### Alıntı
▼
Bu yazıyı yazmak için masaya oturduğumda, nasıl başlayacağımı düşündüm durdum. Akıllıca bir şeyle mi başlamalıydım? 2000’lerdeki Darfur ya da 1994’teki Ruanda gibi tarihsel bir paralelle mi? Sonuçta, gerçek yeterince ürkütücüyse edebi süse gerek kalmaz. Gazze veya Ukrayna kadar dünya gündemini meşgul etmemiş olsa da, Sudan, dünya üzerindeki en büyük insani krizi yaşıyor; 25 milyondan fazla insan acil yardıma muhtaç durumda ve neredeyse dokuz milyon kişi, şehirler bütünüyle enkaza dönüşürken yerinden edildi.
Darfur’da kriz, soykırım boyutuna ulaştı. 2023 Nisan’ında Sudan ordusu —Sudanese Armed Forces (SAF)— komutanı General Abdel Fattah al-Burhan ile Mohamed Hamdan Dagalo (“Hemedti”) liderliğindeki Hızlı Destek Güçleri (Rapid Support Forces, RSF) arasında bir iktidar mücadelesi olarak başlayan süreç, 2000’lerin başlarını anımsatan vahşetlerle dolu bir iç savaşa dönüştü. Devletin bir zamanlar silahlandırdığı Janjaweed milislerinin bir uzantısı olan RSF, Darfur’un ve kritik ticaret yollarının kontrolünü sağlamak amacıyla silahlarını Arap olmayan sivillere çevirdi.
▲
Veri kümesinden alıntı:
▼
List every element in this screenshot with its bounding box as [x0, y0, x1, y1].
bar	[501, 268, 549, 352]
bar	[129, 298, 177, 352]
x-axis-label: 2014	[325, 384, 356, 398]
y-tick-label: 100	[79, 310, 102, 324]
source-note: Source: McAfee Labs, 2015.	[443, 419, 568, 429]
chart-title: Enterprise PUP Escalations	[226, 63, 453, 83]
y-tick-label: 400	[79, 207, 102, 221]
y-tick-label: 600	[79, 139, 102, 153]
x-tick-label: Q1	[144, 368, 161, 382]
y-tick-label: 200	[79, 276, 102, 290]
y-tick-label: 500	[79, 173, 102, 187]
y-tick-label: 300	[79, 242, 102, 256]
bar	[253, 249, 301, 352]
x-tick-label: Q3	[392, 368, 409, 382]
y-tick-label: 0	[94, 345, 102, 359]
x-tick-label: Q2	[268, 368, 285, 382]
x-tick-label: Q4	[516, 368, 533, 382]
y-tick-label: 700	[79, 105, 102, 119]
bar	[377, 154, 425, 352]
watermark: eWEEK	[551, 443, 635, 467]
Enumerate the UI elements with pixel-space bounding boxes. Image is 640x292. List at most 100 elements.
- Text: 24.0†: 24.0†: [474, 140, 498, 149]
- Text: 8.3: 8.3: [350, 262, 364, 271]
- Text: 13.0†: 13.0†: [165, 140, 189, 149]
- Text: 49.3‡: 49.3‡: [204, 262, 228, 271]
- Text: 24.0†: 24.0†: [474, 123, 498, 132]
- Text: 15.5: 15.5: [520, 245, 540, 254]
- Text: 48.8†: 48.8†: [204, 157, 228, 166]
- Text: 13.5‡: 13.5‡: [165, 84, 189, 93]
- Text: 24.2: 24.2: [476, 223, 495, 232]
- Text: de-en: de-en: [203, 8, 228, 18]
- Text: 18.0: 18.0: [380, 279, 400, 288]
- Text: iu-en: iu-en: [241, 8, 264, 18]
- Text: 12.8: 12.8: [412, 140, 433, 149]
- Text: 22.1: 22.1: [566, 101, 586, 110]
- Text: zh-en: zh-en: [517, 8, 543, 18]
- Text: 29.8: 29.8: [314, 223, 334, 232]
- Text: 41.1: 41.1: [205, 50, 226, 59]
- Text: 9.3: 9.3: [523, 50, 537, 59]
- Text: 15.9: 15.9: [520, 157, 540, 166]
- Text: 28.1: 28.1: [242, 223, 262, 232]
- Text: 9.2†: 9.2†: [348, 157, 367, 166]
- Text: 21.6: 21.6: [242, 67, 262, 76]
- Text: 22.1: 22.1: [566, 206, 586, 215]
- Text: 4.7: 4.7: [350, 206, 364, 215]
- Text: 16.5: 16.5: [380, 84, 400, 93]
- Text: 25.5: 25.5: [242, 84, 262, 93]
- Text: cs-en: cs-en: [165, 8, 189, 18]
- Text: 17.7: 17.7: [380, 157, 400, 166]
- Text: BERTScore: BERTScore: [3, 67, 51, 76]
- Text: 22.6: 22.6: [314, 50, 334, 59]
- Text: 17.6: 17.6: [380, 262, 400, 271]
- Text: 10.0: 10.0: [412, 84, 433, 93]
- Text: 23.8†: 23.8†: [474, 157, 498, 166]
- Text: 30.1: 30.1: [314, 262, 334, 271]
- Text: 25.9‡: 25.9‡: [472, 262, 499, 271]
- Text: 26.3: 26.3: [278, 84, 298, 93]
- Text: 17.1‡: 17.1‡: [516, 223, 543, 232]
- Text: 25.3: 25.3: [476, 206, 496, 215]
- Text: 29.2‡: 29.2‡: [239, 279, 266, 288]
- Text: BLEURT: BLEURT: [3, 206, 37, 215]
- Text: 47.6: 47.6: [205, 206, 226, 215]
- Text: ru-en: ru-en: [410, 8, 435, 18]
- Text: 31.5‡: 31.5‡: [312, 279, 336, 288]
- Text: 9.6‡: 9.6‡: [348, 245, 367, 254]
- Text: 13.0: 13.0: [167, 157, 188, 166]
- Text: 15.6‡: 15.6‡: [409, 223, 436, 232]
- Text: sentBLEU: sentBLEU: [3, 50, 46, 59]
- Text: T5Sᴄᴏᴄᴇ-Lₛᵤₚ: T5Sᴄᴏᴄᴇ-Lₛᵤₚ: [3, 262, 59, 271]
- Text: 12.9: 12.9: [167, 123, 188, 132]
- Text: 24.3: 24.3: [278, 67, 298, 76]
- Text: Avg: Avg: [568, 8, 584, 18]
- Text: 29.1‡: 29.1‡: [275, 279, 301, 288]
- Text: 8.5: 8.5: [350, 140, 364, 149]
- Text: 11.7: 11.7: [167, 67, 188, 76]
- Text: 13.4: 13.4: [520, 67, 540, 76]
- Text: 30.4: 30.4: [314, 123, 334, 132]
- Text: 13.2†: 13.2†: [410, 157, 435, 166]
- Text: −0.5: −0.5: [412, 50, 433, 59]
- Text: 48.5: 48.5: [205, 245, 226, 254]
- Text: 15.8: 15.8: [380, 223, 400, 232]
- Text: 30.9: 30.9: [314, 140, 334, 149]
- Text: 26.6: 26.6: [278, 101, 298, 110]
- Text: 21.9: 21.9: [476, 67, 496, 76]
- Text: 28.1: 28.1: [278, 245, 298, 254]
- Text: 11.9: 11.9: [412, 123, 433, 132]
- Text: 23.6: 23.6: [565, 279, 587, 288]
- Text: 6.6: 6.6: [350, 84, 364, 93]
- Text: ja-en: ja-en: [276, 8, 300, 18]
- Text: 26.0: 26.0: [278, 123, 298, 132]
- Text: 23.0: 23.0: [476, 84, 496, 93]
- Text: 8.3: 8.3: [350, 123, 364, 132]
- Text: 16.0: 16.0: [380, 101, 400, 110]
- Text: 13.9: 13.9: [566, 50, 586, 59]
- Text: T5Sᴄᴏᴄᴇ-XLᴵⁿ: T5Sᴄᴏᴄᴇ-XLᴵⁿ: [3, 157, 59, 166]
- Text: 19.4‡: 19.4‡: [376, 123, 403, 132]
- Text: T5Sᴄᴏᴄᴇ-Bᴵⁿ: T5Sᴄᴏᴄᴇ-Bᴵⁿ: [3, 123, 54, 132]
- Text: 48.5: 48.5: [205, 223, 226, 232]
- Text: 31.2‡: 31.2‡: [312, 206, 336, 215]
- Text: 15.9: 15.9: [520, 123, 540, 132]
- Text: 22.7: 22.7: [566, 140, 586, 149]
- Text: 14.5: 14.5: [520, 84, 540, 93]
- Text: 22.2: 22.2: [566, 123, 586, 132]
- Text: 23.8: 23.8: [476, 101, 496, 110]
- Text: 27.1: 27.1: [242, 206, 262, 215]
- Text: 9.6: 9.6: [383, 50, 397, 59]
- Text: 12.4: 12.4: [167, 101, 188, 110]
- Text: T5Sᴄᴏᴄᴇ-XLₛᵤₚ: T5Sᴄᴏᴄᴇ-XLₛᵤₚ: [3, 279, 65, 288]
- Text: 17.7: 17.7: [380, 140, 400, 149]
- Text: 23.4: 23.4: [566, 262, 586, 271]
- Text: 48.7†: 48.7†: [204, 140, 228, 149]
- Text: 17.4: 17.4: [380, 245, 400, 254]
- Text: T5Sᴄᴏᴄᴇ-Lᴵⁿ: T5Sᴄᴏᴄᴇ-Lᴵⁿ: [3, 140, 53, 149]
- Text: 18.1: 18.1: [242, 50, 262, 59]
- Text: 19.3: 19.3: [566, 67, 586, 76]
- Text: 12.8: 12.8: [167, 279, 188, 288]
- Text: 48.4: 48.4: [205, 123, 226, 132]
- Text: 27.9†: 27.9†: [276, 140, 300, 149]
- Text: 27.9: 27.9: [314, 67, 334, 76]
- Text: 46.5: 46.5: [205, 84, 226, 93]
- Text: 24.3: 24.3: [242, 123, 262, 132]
▲
### Görevler
**1.** Sudan yazısına göre Hızlı Destek Güçleri'nin lideri kimdir?
**2.** Sudan yazısında "Bu yazıyı yazmak" sözleriyle başlayıp "dönüşürken yerinden edildi." sözleri dahil devam eden kısmı birebir kopyalayın.
Satırlar, Sudan yazısından ayrı bir malzemedir.

### Görev Sonuçları
**1.** Mohamed Hamdan Dagalo ("Hemedti")

**2.**
Bu yazıyı yazmak için masaya oturduğumda, nasıl başlayacağımı düşündüm durdum. Akıllıca bir şeyle mi başlamalıydım? 2000’lerdeki Darfur ya da 1994’teki Ruanda gibi tarihsel bir paralelle mi? Sonuçta, gerçek yeterince ürkütücüyse edebi süse gerek kalmaz. Gazze veya Ukrayna kadar dünya gündemini meşgul etmemiş olsa da, Sudan, dünya üzerindeki en büyük insani krizi yaşıyor; 25 milyondan fazla insan acil yardıma muhtaç durumda ve neredeyse dokuz milyon kişi, şehirler bütünüyle enkaza dönüşürken yerinden edildi.